--- Begin ---
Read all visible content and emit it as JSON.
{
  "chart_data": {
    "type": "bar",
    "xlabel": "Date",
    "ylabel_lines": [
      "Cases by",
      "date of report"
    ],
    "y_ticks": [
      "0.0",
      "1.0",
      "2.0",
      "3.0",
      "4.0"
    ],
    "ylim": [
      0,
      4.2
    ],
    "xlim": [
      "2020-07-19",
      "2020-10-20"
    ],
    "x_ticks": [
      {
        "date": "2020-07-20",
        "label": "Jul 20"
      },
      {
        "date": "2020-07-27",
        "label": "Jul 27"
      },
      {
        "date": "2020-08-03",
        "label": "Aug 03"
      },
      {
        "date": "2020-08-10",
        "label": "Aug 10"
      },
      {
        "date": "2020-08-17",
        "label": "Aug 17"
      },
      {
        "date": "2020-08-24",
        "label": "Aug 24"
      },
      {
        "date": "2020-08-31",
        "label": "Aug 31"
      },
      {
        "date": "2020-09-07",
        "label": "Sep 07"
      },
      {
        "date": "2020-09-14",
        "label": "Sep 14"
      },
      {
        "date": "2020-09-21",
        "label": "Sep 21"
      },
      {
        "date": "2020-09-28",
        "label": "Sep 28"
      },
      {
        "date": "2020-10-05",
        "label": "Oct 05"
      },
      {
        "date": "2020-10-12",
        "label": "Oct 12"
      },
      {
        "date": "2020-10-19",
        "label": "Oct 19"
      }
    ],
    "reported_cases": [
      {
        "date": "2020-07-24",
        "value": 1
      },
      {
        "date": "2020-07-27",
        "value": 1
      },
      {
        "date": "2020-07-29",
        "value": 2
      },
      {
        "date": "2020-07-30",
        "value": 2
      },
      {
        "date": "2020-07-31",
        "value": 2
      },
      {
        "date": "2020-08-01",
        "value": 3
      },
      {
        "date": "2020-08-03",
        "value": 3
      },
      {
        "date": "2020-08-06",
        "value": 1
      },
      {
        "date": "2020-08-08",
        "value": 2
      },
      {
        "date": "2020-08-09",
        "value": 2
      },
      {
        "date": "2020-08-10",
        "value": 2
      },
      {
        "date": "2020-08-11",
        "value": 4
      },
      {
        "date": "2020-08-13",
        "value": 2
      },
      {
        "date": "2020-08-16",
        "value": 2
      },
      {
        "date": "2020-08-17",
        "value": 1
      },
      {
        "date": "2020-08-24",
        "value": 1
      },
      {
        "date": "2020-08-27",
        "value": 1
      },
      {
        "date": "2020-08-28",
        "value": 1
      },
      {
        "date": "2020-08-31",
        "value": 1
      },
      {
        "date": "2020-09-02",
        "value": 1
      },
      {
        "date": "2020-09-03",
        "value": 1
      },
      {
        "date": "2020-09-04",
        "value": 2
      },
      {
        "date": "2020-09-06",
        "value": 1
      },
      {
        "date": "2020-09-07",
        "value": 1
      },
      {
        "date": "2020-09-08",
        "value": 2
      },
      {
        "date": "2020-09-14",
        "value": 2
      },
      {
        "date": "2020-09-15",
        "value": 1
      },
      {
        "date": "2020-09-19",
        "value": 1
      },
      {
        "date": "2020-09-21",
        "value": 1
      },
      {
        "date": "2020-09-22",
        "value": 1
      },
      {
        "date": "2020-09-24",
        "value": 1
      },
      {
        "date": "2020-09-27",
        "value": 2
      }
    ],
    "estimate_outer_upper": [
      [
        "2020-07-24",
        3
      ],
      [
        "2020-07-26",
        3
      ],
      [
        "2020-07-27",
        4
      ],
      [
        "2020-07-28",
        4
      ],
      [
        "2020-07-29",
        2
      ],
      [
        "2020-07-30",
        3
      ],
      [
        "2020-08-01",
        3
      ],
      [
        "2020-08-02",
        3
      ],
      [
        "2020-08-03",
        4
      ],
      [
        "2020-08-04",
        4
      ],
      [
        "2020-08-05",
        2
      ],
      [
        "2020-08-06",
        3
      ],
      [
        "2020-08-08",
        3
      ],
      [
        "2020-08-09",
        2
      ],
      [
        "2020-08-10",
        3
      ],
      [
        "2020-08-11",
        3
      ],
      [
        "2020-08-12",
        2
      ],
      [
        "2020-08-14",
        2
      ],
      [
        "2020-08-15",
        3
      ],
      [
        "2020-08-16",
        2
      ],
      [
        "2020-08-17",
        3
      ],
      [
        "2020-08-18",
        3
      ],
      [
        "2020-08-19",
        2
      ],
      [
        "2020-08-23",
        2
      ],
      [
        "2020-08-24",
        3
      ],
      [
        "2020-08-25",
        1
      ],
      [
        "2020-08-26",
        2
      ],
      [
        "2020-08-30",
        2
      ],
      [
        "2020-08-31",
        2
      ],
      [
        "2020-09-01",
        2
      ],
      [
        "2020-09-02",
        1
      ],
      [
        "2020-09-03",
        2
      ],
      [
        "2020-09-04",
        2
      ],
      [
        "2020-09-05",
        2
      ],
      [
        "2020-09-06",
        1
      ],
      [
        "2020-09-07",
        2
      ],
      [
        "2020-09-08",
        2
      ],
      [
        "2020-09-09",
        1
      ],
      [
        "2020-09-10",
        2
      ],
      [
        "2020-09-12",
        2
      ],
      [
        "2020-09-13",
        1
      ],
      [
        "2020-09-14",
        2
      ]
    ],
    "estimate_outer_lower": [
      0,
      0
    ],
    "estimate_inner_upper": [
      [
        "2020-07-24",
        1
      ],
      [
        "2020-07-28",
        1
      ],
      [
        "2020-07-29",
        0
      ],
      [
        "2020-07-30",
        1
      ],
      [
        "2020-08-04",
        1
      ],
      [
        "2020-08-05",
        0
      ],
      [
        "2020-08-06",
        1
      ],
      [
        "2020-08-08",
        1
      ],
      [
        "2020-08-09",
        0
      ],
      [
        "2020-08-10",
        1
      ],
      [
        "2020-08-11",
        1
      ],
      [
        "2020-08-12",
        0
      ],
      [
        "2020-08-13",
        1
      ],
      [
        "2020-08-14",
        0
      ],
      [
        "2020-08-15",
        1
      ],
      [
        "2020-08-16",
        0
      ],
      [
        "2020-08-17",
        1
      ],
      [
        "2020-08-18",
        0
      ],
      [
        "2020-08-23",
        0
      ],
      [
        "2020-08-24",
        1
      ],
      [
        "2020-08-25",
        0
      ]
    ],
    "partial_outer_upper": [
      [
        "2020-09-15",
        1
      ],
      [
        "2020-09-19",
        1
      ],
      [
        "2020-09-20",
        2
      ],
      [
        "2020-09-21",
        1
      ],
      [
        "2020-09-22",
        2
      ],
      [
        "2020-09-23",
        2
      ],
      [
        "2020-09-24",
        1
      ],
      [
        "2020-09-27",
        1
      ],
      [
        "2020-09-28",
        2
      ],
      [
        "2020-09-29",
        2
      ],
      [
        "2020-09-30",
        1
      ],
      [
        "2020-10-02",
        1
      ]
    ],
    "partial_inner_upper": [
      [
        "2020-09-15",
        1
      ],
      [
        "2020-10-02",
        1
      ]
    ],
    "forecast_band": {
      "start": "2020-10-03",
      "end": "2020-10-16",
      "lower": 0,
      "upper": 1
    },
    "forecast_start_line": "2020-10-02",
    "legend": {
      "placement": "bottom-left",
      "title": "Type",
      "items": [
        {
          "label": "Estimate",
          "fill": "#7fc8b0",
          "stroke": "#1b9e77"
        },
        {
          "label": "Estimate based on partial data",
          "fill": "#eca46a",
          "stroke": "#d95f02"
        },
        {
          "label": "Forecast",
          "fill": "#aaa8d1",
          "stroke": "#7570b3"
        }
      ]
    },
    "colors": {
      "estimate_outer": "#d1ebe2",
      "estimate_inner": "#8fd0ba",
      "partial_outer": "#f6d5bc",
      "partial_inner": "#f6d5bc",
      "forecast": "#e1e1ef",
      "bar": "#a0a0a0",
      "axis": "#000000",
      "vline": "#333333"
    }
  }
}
--- End ---
--- Begin ---
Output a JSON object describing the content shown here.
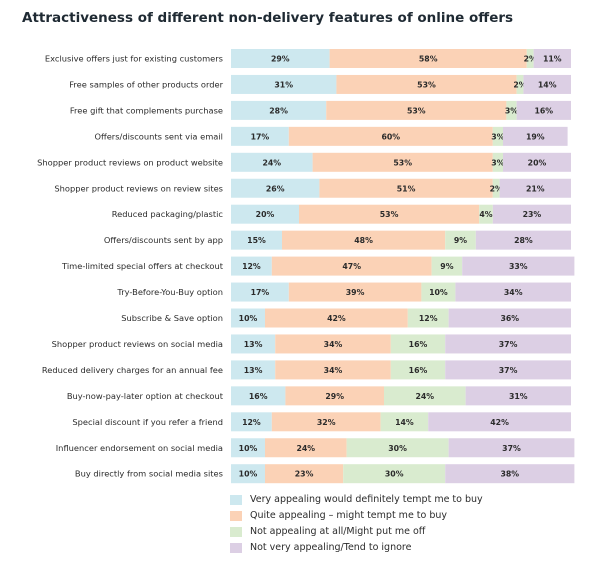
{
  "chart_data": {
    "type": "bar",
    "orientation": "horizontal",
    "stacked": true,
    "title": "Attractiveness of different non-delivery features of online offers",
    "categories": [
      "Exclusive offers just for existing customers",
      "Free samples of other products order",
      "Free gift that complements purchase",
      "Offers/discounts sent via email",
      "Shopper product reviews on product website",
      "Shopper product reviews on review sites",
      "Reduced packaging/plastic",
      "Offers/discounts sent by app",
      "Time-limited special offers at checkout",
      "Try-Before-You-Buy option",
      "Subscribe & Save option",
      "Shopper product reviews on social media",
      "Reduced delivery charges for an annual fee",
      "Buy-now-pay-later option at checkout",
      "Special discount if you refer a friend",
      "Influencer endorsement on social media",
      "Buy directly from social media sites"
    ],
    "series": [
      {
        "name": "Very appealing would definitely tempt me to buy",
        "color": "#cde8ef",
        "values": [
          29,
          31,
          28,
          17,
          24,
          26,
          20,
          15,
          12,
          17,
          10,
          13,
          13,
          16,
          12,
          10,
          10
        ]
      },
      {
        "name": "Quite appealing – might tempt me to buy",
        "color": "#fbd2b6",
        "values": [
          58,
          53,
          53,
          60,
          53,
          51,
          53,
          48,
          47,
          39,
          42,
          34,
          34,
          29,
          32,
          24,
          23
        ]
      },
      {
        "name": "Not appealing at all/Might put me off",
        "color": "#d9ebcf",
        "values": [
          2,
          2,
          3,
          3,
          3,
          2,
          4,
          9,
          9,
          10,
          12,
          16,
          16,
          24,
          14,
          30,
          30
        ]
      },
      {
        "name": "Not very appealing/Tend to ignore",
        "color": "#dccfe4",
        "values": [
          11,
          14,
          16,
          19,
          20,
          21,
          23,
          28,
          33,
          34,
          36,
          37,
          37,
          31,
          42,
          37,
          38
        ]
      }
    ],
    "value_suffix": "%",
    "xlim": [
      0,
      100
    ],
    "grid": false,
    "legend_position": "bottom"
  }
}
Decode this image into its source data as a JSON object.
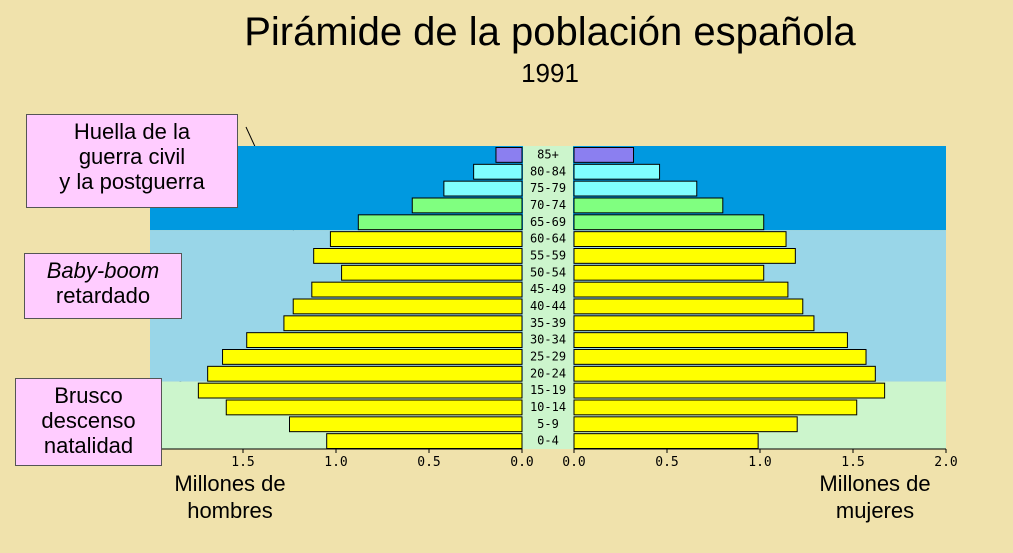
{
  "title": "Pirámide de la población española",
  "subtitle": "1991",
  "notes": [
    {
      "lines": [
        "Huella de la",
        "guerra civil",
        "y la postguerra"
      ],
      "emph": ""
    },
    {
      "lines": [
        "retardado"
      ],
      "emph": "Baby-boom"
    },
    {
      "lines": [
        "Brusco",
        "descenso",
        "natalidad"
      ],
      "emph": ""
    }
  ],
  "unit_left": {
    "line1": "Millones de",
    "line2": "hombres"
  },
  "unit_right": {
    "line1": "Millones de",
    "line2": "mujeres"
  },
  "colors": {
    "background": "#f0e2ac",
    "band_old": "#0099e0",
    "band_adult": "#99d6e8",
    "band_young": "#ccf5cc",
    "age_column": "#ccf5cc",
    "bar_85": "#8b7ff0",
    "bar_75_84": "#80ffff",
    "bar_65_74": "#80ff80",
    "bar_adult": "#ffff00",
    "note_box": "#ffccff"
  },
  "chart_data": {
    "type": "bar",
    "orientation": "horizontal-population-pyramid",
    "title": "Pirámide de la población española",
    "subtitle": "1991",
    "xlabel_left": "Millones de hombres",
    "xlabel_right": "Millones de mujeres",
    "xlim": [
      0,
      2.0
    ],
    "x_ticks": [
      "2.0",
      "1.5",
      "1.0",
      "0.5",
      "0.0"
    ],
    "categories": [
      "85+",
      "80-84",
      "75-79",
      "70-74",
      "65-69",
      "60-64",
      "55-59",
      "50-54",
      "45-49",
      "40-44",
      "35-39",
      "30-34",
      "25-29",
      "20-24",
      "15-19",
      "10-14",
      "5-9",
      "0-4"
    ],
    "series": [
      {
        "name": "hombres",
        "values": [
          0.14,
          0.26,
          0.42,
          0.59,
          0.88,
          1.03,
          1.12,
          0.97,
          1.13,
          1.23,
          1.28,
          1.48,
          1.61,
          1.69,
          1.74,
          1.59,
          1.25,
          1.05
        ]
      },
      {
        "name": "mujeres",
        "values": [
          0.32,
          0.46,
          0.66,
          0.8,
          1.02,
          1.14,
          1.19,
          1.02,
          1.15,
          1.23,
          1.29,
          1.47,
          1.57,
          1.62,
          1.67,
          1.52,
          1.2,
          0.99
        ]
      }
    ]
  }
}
--- End ---
_WRITTEN EXERCISE_: Using the entries above, state how many lines include the word "delivery", with no other words.

_EXERCISE SOLUTION_: 2